Rows from a layout dataset:
* start *

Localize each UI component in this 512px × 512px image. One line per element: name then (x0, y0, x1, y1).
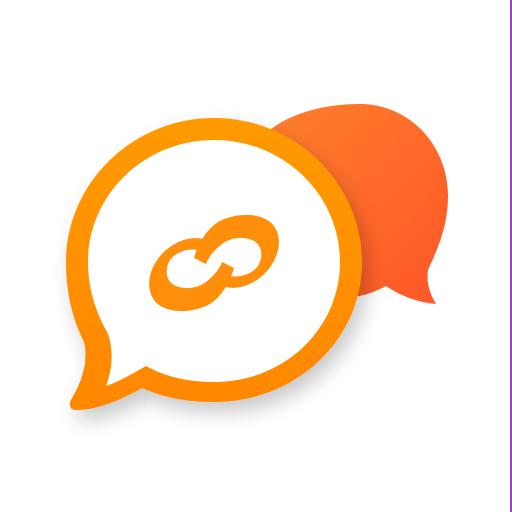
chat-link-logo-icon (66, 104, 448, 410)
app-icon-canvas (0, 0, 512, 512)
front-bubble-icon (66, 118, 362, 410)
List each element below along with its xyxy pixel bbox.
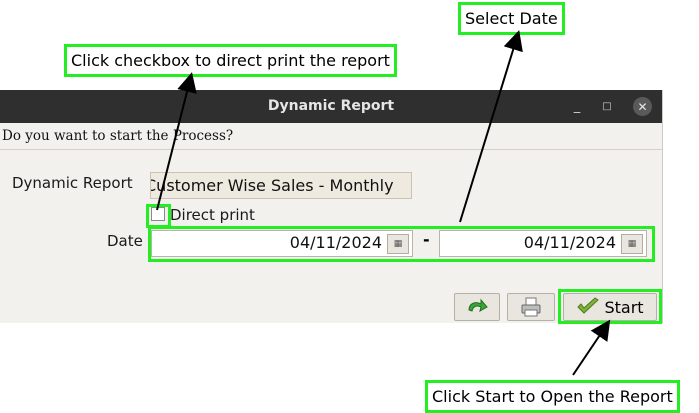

* end *
* start *

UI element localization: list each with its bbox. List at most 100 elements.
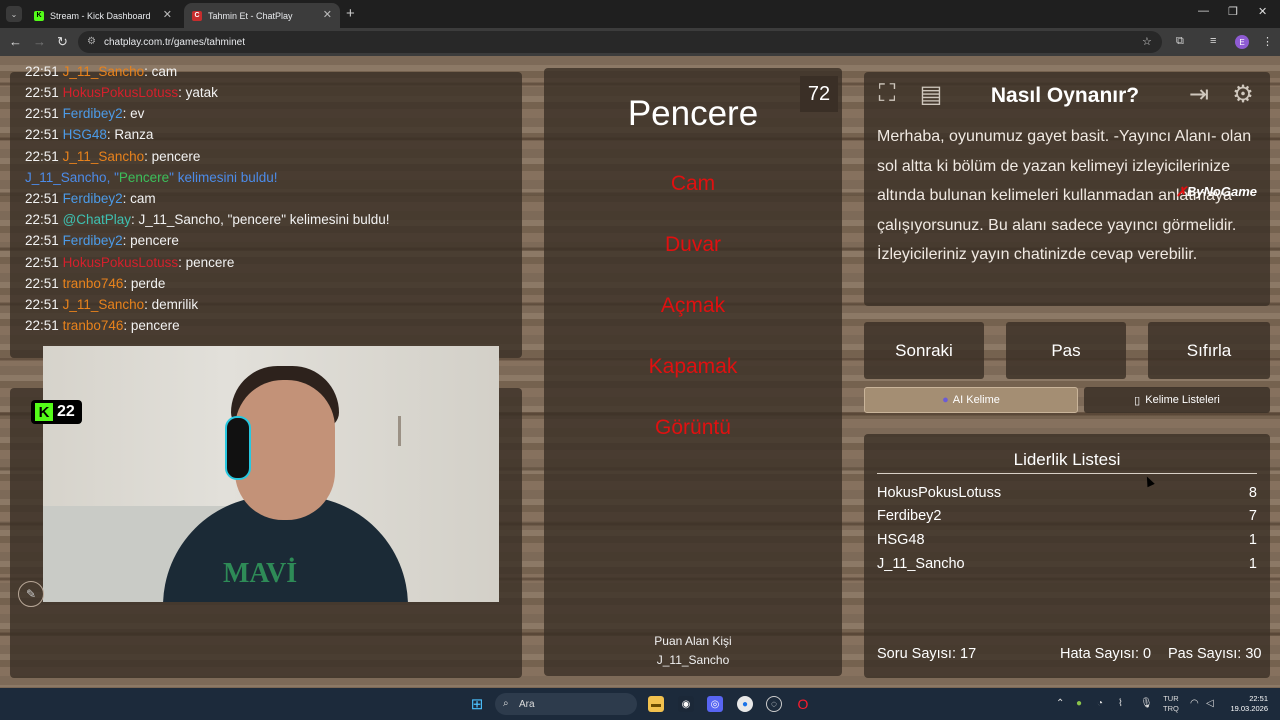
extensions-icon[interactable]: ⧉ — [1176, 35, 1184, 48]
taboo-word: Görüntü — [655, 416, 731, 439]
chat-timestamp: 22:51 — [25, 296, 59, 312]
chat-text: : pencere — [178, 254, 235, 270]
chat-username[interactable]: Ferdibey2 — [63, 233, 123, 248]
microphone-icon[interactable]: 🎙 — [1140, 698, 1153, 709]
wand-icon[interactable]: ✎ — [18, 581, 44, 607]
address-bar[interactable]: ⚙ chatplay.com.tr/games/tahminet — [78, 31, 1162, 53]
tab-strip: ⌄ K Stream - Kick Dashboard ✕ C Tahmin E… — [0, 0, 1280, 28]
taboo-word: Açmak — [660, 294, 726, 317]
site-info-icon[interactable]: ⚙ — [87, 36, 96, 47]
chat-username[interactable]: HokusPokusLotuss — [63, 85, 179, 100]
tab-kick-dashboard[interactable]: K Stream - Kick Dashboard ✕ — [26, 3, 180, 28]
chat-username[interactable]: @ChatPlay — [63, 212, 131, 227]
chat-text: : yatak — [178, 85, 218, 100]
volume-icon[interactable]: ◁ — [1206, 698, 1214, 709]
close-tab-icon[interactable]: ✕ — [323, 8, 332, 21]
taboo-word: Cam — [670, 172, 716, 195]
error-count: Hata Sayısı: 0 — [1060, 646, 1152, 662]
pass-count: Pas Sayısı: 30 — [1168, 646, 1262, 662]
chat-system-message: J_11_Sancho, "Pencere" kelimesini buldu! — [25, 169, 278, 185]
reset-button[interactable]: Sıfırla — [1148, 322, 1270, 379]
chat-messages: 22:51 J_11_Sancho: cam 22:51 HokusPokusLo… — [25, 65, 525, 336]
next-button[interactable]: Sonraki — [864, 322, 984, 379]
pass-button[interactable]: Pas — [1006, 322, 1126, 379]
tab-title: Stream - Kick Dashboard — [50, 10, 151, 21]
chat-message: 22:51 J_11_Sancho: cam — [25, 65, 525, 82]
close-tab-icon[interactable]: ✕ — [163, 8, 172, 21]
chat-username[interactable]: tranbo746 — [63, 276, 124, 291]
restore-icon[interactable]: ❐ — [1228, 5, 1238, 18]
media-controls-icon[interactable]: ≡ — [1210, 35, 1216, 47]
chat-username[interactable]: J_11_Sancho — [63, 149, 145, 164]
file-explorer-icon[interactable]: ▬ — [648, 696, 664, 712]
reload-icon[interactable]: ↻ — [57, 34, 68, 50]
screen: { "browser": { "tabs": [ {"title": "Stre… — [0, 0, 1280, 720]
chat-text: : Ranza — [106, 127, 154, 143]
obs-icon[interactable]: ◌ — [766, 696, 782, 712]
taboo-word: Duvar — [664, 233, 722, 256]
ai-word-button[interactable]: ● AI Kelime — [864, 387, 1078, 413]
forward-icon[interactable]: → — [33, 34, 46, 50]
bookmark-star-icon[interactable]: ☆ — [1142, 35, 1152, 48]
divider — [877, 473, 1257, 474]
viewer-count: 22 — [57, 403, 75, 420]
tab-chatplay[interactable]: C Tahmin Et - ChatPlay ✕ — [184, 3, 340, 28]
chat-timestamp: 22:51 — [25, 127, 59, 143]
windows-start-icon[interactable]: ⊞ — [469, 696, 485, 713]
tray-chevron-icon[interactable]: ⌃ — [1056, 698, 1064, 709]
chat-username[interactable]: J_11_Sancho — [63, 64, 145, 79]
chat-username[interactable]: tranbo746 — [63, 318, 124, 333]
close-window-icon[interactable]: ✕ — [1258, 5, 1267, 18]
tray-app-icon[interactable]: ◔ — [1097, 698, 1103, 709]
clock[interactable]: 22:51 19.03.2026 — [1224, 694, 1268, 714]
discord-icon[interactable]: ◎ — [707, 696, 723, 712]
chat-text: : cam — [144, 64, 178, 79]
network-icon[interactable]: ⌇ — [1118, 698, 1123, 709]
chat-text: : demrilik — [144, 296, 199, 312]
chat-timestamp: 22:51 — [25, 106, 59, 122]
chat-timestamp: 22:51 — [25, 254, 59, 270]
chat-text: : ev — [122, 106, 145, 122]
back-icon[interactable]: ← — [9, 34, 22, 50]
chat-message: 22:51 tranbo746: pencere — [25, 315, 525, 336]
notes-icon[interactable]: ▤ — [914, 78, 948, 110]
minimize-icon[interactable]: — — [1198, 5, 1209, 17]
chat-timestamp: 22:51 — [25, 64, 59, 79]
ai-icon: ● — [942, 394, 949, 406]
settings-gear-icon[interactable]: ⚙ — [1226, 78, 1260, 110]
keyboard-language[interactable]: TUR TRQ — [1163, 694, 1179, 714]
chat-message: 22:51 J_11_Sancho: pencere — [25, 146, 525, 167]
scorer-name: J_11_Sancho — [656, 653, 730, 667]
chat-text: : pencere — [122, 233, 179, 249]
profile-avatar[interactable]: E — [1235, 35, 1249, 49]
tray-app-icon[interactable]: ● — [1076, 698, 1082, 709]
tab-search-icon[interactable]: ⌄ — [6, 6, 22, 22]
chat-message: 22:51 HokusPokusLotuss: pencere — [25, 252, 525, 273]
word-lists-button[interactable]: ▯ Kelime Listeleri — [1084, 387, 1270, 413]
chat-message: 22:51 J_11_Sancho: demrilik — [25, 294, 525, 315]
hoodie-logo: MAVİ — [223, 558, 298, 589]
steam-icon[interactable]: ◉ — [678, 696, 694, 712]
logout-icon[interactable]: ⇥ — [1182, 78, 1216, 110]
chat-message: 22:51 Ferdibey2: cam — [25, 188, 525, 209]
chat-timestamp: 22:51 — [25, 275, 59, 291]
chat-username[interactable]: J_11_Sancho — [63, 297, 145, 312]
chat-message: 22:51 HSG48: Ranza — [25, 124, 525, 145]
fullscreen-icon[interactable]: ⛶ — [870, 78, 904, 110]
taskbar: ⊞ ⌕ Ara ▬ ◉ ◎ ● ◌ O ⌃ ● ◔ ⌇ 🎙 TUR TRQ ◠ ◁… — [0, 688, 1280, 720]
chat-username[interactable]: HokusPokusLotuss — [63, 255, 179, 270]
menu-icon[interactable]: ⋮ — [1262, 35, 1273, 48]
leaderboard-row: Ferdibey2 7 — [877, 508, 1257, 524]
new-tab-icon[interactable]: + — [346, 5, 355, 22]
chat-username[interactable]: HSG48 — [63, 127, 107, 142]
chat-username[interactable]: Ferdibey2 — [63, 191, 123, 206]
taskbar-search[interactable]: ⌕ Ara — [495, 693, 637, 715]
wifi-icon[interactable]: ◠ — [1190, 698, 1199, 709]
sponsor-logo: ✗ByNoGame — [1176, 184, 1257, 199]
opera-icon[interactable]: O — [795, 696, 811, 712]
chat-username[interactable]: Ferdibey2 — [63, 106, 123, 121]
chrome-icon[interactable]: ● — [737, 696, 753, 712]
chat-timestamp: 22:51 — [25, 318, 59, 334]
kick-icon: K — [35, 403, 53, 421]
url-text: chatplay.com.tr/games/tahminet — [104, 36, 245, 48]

* end *

Goal of the exercise: Write out, word for word, the lines of material from the line with "UI element localization: list" up to and including the line with "taboo-word: Açmak — [660, 294, 726, 317]". Leave the pictures out of your answer.

Right answer:
UI element localization: list each with its bbox. List at most 100 elements.
extensions-icon[interactable]: ⧉ — [1176, 35, 1184, 48]
taboo-word: Görüntü — [655, 416, 731, 439]
chat-timestamp: 22:51 — [25, 296, 59, 312]
chat-text: : pencere — [178, 254, 235, 270]
chat-username[interactable]: Ferdibey2 — [63, 233, 123, 248]
microphone-icon[interactable]: 🎙 — [1140, 698, 1153, 709]
wand-icon[interactable]: ✎ — [18, 581, 44, 607]
address-bar[interactable]: ⚙ chatplay.com.tr/games/tahminet — [78, 31, 1162, 53]
tab-strip: ⌄ K Stream - Kick Dashboard ✕ C Tahmin E… — [0, 0, 1280, 28]
taboo-word: Açmak — [660, 294, 726, 317]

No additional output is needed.